TASK REQUIREMENTS: Put the data into a JSON array of strings, one string per line and blank lines omitted. Begin at the first line of the data and stop after the line containing "svg-text:<θ> = 1: <θ>".

ENTRIES:
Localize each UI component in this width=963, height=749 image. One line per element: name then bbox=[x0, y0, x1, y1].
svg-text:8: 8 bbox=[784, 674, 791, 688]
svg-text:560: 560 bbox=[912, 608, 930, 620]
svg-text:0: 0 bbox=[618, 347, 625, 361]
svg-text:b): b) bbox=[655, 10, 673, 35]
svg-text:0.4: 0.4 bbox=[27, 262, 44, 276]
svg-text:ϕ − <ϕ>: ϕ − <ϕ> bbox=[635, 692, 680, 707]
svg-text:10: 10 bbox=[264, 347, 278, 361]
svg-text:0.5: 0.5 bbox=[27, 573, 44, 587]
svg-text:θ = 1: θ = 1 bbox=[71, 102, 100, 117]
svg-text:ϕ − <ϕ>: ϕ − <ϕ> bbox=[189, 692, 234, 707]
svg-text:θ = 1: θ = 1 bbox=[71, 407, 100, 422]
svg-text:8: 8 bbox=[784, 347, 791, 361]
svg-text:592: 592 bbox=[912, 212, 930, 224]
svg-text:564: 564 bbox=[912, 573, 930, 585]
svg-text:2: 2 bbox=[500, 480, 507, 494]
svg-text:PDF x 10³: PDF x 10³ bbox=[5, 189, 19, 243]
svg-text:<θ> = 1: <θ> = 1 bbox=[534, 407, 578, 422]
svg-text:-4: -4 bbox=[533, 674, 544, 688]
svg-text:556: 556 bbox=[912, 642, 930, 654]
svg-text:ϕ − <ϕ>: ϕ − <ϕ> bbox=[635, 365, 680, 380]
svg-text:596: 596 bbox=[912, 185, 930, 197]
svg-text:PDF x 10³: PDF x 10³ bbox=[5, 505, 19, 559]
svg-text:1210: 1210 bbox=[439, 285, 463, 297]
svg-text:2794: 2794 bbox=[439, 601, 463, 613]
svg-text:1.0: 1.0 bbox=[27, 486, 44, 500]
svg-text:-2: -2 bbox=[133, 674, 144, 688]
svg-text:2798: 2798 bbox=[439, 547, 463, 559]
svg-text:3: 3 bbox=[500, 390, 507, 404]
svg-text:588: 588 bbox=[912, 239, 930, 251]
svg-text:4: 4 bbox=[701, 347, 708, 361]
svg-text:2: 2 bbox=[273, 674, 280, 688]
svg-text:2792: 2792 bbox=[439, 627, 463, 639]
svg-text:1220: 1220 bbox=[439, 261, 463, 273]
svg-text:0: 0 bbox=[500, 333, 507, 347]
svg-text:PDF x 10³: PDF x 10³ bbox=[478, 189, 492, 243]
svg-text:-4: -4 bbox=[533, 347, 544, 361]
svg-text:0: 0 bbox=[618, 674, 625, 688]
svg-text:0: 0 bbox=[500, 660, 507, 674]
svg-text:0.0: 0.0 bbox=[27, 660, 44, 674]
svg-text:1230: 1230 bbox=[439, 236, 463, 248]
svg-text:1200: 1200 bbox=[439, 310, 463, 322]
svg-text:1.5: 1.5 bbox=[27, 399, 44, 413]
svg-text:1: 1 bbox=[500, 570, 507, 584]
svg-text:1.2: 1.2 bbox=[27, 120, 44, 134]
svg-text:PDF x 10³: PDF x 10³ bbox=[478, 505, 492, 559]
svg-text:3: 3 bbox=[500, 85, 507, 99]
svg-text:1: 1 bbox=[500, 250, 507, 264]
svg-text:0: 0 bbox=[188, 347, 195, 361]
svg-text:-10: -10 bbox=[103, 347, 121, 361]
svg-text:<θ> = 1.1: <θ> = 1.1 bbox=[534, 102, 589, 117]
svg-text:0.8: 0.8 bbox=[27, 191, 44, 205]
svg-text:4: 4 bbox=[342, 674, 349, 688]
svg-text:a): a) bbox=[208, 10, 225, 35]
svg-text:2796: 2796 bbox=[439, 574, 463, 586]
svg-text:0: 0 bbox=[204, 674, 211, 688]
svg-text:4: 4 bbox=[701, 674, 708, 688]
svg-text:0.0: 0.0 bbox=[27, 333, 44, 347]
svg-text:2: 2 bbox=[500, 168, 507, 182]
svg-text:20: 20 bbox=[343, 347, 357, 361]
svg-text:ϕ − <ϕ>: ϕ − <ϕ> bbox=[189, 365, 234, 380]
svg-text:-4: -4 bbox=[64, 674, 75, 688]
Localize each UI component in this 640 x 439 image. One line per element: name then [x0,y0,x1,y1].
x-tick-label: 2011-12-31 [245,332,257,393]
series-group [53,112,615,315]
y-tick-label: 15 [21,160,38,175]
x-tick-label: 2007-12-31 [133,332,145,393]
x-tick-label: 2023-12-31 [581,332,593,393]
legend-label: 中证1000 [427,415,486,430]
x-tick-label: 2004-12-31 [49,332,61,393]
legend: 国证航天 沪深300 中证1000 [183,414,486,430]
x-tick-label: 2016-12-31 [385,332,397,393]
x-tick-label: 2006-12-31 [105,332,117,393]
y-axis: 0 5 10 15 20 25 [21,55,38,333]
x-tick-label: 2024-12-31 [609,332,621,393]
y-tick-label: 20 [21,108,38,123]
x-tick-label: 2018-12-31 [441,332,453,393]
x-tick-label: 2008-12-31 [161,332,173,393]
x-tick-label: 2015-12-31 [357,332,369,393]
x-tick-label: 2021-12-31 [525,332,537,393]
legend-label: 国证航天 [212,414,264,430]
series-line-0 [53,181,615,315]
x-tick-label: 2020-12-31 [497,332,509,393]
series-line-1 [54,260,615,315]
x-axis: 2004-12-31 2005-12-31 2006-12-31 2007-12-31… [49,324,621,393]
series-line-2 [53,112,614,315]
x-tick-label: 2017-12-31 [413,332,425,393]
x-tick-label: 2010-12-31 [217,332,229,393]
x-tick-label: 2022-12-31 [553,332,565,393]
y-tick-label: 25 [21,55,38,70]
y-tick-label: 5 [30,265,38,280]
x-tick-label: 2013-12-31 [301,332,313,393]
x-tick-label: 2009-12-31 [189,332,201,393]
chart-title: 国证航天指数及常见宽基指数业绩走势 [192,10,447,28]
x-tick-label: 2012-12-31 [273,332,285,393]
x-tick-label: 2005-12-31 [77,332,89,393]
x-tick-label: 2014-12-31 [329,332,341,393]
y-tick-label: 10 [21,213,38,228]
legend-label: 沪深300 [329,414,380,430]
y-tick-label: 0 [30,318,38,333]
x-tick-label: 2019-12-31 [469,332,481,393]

FINAL RESULT:
[
  "Localize each UI component in this width=963, height=749 image. One line per element: name then bbox=[x0, y0, x1, y1].",
  "svg-text:8: 8 bbox=[784, 674, 791, 688]",
  "svg-text:560: 560 bbox=[912, 608, 930, 620]",
  "svg-text:0: 0 bbox=[618, 347, 625, 361]",
  "svg-text:b): b) bbox=[655, 10, 673, 35]",
  "svg-text:0.4: 0.4 bbox=[27, 262, 44, 276]",
  "svg-text:ϕ − <ϕ>: ϕ − <ϕ> bbox=[635, 692, 680, 707]",
  "svg-text:10: 10 bbox=[264, 347, 278, 361]",
  "svg-text:0.5: 0.5 bbox=[27, 573, 44, 587]",
  "svg-text:θ = 1: θ = 1 bbox=[71, 102, 100, 117]",
  "svg-text:ϕ − <ϕ>: ϕ − <ϕ> bbox=[189, 692, 234, 707]",
  "svg-text:θ = 1: θ = 1 bbox=[71, 407, 100, 422]",
  "svg-text:8: 8 bbox=[784, 347, 791, 361]",
  "svg-text:592: 592 bbox=[912, 212, 930, 224]",
  "svg-text:564: 564 bbox=[912, 573, 930, 585]",
  "svg-text:2: 2 bbox=[500, 480, 507, 494]",
  "svg-text:PDF x 10³: PDF x 10³ bbox=[5, 189, 19, 243]",
  "svg-text:<θ> = 1: <θ> = 1 bbox=[534, 407, 578, 422]"
]